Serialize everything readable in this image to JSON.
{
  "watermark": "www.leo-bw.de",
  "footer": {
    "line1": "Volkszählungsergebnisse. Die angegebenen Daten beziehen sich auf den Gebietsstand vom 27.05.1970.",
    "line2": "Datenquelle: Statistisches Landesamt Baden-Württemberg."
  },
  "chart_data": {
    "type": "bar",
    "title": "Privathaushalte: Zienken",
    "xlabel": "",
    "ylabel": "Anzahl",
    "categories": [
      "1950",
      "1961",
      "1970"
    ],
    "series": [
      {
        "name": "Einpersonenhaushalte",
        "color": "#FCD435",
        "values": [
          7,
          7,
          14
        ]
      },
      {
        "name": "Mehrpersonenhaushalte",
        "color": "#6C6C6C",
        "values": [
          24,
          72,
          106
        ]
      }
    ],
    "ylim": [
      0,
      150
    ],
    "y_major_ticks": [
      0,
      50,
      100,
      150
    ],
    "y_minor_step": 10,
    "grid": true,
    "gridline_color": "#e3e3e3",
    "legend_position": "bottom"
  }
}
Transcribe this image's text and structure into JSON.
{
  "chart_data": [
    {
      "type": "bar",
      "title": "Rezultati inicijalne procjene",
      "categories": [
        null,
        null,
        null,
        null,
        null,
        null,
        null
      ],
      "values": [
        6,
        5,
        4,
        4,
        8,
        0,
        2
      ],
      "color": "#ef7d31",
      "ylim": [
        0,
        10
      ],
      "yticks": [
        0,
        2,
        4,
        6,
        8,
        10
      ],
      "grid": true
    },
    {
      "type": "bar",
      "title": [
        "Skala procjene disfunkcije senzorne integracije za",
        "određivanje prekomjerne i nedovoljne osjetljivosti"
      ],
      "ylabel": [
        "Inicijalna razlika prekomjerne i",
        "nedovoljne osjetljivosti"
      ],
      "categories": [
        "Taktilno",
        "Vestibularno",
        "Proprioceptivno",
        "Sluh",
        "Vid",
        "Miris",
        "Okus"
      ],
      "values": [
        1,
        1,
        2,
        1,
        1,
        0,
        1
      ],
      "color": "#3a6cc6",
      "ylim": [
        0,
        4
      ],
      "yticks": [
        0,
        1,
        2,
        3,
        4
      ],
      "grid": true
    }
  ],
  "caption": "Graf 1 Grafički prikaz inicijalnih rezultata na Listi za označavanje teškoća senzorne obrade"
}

**EXERCISE REQUIREMENTS:**
Make a verbatim copy of every entry shown above.

**ANSWER IN FULL:**
Serialize everything readable in this image to JSON.
{
  "watermark": "www.leo-bw.de",
  "footer": {
    "line1": "Volkszählungsergebnisse. Die angegebenen Daten beziehen sich auf den Gebietsstand vom 27.05.1970.",
    "line2": "Datenquelle: Statistisches Landesamt Baden-Württemberg."
  },
  "chart_data": {
    "type": "bar",
    "title": "Privathaushalte: Zienken",
    "xlabel": "",
    "ylabel": "Anzahl",
    "categories": [
      "1950",
      "1961",
      "1970"
    ],
    "series": [
      {
        "name": "Einpersonenhaushalte",
        "color": "#FCD435",
        "values": [
          7,
          7,
          14
        ]
      },
      {
        "name": "Mehrpersonenhaushalte",
        "color": "#6C6C6C",
        "values": [
          24,
          72,
          106
        ]
      }
    ],
    "ylim": [
      0,
      150
    ],
    "y_major_ticks": [
      0,
      50,
      100,
      150
    ],
    "y_minor_step": 10,
    "grid": true,
    "gridline_color": "#e3e3e3",
    "legend_position": "bottom"
  }
}
Transcribe this image's text and structure into JSON.
{
  "chart_data": [
    {
      "type": "bar",
      "title": "Rezultati inicijalne procjene",
      "categories": [
        null,
        null,
        null,
        null,
        null,
        null,
        null
      ],
      "values": [
        6,
        5,
        4,
        4,
        8,
        0,
        2
      ],
      "color": "#ef7d31",
      "ylim": [
        0,
        10
      ],
      "yticks": [
        0,
        2,
        4,
        6,
        8,
        10
      ],
      "grid": true
    },
    {
      "type": "bar",
      "title": [
        "Skala procjene disfunkcije senzorne integracije za",
        "određivanje prekomjerne i nedovoljne osjetljivosti"
      ],
      "ylabel": [
        "Inicijalna razlika prekomjerne i",
        "nedovoljne osjetljivosti"
      ],
      "categories": [
        "Taktilno",
        "Vestibularno",
        "Proprioceptivno",
        "Sluh",
        "Vid",
        "Miris",
        "Okus"
      ],
      "values": [
        1,
        1,
        2,
        1,
        1,
        0,
        1
      ],
      "color": "#3a6cc6",
      "ylim": [
        0,
        4
      ],
      "yticks": [
        0,
        1,
        2,
        3,
        4
      ],
      "grid": true
    }
  ],
  "caption": "Graf 1 Grafički prikaz inicijalnih rezultata na Listi za označavanje teškoća senzorne obrade"
}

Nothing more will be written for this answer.